[Start of RECORDS SUPPLIED]

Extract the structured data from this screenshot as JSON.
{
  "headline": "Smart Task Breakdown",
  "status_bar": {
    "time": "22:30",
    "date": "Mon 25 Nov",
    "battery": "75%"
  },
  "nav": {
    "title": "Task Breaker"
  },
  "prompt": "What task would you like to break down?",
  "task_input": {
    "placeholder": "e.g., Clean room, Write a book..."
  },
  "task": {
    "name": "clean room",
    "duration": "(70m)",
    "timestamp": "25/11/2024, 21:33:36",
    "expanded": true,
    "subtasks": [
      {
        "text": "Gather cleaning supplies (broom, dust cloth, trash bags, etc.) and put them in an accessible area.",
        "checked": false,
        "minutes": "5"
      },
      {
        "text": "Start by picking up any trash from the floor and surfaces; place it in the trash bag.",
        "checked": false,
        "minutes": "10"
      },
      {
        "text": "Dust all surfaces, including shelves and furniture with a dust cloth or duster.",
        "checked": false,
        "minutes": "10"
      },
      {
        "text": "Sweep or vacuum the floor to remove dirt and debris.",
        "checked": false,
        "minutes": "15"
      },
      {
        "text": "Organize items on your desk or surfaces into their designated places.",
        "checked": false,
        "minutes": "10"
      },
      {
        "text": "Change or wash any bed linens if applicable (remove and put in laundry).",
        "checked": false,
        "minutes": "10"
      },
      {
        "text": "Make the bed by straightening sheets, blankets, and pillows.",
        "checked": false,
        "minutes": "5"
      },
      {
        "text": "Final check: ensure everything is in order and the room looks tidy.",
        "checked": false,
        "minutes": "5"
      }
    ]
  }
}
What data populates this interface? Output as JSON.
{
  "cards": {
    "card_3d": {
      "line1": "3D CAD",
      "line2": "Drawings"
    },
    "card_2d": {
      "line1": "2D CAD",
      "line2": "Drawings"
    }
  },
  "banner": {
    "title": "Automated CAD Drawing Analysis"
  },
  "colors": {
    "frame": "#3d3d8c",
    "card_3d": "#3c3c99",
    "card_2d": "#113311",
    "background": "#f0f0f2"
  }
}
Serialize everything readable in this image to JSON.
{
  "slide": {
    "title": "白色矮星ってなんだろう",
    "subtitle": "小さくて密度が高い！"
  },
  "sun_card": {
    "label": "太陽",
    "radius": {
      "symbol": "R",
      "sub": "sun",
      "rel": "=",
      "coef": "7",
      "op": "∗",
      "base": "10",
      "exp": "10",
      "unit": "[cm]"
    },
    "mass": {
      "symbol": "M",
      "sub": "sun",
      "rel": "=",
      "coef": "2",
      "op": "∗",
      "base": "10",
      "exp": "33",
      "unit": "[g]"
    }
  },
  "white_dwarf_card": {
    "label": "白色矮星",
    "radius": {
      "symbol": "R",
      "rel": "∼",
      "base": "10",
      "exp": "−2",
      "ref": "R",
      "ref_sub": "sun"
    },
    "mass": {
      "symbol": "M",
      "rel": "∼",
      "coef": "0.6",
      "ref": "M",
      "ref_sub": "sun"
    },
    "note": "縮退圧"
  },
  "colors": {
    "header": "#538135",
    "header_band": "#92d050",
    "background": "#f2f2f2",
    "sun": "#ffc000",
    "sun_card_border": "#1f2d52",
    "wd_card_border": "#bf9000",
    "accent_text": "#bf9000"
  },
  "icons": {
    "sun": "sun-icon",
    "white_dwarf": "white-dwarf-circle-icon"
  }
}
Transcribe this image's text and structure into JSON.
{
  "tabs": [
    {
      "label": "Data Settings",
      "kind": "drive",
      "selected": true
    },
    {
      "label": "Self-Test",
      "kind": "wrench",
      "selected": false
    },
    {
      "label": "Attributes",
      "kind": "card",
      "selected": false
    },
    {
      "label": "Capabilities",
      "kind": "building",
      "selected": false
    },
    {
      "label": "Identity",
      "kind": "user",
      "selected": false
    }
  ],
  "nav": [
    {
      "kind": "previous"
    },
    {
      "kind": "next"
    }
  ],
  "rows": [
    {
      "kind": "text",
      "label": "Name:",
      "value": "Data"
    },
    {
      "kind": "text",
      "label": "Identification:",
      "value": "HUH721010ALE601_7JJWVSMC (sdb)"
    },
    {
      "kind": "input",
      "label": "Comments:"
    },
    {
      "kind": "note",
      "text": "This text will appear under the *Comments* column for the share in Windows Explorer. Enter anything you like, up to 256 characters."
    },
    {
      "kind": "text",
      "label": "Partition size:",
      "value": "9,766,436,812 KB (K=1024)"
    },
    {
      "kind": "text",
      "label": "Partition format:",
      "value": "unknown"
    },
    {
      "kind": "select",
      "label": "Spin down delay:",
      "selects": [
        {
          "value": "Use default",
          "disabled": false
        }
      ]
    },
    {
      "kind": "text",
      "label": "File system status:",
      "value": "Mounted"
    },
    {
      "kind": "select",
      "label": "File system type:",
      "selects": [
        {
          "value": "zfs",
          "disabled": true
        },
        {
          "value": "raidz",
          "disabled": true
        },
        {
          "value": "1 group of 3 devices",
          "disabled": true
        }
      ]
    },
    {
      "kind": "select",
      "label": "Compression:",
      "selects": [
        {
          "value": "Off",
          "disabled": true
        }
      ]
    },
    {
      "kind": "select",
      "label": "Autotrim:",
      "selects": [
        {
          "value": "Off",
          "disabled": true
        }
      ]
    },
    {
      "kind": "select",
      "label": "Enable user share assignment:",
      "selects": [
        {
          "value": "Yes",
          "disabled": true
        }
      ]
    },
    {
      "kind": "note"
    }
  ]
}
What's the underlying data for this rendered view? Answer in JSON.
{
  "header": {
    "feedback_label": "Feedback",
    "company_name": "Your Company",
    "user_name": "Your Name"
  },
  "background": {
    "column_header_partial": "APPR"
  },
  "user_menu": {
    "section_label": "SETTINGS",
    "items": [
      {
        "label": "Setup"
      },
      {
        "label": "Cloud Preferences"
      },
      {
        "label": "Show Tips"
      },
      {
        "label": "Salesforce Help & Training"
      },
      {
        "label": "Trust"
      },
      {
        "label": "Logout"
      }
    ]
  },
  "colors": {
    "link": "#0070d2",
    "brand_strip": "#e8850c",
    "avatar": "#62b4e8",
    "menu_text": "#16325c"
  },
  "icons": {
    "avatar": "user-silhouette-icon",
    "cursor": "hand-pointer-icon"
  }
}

[End of RECORDS SUPPLIED]

Exactly how many lines contain "remove"? State the number and nothing else.

| OUTPUT OF THE TASK |
2